(Records that describe figures)
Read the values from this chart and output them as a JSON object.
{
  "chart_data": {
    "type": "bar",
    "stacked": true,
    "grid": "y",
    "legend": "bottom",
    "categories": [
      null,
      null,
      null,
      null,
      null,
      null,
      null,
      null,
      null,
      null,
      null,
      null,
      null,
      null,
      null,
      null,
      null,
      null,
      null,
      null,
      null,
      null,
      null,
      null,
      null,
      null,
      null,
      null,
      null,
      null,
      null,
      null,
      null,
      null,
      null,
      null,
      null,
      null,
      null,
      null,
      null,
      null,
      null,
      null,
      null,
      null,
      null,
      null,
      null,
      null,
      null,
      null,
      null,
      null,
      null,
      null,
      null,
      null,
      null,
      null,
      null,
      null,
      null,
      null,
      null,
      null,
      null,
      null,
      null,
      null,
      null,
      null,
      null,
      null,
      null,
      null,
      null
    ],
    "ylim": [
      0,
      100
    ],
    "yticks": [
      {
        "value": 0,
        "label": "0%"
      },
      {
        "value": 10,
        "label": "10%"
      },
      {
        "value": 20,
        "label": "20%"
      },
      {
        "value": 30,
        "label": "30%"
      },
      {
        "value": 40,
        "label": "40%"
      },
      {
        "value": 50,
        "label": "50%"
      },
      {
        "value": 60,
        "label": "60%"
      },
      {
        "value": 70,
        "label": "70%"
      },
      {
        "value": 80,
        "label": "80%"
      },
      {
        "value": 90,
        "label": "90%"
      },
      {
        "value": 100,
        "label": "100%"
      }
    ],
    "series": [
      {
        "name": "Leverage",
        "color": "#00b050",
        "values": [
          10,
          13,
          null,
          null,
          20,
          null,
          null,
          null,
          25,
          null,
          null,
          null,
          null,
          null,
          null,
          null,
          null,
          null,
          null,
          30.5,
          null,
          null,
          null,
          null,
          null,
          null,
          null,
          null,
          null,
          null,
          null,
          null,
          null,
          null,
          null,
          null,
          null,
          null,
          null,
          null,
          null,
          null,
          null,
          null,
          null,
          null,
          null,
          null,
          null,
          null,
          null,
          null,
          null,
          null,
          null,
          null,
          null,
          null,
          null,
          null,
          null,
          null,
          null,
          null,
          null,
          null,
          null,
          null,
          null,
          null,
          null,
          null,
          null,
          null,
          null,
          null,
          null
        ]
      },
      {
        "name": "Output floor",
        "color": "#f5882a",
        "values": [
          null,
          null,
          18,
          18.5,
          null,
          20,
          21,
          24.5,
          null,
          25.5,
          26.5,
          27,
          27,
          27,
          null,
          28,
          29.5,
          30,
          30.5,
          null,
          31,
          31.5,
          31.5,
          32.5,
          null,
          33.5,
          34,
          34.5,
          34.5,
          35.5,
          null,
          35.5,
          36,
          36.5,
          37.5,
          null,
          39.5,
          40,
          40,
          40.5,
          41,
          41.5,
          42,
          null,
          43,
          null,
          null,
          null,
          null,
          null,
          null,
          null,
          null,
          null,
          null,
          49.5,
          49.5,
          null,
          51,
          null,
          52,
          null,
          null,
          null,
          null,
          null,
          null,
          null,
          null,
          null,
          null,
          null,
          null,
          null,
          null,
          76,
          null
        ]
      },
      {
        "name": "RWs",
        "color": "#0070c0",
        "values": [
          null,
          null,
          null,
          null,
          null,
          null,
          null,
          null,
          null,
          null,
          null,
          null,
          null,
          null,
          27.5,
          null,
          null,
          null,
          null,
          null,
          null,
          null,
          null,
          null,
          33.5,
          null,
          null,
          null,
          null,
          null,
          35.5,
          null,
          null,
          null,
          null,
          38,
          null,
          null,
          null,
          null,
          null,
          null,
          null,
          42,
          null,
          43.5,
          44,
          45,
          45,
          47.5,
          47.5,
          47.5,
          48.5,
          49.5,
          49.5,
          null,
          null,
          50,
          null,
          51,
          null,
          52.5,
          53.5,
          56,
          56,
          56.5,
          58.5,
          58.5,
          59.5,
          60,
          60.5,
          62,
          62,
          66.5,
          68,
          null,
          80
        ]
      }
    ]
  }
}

*Requirements*.
Look through the entries above. Extract each line with the word "color".

*Response for this exercise*.
        "color": "#00b050",
        "color": "#f5882a",
        "color": "#0070c0",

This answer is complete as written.